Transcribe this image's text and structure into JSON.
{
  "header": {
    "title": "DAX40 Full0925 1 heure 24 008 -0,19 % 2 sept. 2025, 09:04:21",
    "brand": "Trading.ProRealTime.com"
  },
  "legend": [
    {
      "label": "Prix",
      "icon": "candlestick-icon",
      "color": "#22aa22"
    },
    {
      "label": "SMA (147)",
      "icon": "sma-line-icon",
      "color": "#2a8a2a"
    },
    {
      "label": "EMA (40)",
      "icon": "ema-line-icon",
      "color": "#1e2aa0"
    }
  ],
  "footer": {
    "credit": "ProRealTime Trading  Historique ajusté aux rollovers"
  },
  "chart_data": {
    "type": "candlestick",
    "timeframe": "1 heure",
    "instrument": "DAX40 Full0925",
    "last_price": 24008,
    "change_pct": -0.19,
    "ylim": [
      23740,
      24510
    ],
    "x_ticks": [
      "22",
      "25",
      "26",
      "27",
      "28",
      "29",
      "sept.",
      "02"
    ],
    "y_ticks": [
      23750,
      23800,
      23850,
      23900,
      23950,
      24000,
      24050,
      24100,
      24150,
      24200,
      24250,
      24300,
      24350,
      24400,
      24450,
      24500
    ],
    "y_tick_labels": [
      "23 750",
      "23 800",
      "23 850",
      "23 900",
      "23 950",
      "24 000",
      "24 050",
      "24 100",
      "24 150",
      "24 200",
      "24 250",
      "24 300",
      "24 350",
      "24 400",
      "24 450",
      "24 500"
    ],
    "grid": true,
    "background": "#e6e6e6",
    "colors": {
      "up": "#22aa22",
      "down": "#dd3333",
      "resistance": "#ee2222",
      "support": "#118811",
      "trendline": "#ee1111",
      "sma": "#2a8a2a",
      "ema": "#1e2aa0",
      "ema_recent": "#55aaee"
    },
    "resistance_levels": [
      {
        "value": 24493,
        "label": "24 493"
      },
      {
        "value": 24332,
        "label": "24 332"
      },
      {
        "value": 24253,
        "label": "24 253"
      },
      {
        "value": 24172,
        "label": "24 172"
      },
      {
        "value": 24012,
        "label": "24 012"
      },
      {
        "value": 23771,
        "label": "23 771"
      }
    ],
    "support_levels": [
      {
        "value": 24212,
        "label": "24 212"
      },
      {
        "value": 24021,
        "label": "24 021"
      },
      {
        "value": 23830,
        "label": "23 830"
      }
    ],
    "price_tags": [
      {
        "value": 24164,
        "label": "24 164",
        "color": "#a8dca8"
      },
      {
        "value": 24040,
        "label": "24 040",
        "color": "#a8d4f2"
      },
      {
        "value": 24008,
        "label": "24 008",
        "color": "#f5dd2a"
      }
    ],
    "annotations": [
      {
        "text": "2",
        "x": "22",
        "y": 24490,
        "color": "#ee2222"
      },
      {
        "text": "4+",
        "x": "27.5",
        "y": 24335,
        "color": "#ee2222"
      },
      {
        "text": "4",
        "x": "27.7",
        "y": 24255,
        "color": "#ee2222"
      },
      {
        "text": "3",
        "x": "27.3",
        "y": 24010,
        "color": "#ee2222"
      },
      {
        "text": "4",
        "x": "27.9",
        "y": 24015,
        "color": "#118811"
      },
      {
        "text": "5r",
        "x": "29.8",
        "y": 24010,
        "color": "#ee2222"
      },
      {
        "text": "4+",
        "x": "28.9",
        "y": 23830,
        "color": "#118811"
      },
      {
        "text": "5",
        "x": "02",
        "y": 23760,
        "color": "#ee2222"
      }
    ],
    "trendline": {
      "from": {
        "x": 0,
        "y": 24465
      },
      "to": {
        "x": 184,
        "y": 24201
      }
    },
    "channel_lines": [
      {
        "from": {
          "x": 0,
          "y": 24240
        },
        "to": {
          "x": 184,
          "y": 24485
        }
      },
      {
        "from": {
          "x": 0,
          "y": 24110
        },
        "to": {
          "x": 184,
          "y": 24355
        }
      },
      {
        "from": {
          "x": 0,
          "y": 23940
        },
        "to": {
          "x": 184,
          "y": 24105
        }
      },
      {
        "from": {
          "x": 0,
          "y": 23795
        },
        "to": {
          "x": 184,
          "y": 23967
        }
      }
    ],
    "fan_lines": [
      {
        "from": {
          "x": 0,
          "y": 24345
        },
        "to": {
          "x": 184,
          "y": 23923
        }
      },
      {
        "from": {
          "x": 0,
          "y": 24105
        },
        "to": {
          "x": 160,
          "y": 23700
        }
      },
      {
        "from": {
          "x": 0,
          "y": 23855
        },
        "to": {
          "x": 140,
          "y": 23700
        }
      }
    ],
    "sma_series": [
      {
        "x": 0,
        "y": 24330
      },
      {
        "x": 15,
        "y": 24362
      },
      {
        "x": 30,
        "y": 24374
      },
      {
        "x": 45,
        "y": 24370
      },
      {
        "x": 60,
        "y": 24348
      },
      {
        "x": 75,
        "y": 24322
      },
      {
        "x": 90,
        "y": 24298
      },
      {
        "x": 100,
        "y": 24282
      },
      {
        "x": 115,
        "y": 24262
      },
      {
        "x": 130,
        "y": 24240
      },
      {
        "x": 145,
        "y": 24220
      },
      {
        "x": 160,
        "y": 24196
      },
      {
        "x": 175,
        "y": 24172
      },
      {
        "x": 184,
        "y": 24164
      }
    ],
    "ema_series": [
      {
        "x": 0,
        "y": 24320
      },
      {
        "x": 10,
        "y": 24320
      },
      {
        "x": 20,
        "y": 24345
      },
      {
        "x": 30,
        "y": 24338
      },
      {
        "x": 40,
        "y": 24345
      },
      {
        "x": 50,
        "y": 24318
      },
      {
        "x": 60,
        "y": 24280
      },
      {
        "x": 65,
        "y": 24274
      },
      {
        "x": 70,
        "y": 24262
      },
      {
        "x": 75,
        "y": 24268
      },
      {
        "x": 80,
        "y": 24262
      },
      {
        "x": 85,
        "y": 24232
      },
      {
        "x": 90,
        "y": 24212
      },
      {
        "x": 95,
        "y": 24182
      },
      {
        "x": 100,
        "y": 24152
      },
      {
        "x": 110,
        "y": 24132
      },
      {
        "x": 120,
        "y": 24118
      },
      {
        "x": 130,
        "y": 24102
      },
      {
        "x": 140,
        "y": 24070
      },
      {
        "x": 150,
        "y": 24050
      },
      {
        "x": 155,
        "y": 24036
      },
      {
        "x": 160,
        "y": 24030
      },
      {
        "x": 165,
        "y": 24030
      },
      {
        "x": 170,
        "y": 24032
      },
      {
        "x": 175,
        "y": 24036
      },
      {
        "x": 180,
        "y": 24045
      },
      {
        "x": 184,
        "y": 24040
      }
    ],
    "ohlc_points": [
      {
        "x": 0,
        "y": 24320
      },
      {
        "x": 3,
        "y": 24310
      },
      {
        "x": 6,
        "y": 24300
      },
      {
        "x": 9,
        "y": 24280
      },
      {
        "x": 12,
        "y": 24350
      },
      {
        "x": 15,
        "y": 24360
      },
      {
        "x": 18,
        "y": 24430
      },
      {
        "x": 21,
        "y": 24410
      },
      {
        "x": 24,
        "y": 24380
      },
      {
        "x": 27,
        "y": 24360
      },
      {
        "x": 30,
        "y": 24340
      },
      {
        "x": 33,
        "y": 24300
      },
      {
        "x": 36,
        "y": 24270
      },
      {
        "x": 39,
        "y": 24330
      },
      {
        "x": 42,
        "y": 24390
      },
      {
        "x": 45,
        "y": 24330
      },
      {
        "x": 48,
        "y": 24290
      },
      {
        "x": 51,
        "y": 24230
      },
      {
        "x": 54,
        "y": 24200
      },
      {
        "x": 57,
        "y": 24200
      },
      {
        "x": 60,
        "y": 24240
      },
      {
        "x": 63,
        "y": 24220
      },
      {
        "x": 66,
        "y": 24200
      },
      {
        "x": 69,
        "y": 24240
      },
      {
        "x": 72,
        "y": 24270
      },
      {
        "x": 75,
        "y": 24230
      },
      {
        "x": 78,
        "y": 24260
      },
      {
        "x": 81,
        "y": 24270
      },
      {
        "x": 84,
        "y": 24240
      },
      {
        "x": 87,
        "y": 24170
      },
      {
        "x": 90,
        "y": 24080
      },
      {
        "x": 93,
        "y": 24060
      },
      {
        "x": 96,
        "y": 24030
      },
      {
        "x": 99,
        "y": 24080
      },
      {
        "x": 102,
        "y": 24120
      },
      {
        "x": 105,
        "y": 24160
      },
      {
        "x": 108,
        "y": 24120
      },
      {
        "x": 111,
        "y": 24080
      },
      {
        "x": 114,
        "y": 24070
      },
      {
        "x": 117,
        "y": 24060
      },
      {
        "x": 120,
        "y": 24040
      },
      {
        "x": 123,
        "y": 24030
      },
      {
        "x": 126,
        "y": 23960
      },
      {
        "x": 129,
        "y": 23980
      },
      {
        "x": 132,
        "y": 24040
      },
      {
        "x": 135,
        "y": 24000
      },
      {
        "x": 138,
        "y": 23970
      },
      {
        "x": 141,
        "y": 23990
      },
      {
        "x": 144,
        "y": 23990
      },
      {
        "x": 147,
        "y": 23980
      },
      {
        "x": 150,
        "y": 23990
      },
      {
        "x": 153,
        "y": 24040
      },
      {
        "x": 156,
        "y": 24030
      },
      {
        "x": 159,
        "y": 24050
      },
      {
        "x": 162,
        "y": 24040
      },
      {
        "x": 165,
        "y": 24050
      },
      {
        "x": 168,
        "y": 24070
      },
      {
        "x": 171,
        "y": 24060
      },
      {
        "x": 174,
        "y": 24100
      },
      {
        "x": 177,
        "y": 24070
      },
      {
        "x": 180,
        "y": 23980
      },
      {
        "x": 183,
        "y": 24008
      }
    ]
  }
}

--*--

**Stated exercise**
Look over the material above and show each line where "ProRealTime" appears.

**Worked answer**
    "brand": "Trading.ProRealTime.com"
    "credit": "ProRealTime Trading  Historique ajusté aux rollovers"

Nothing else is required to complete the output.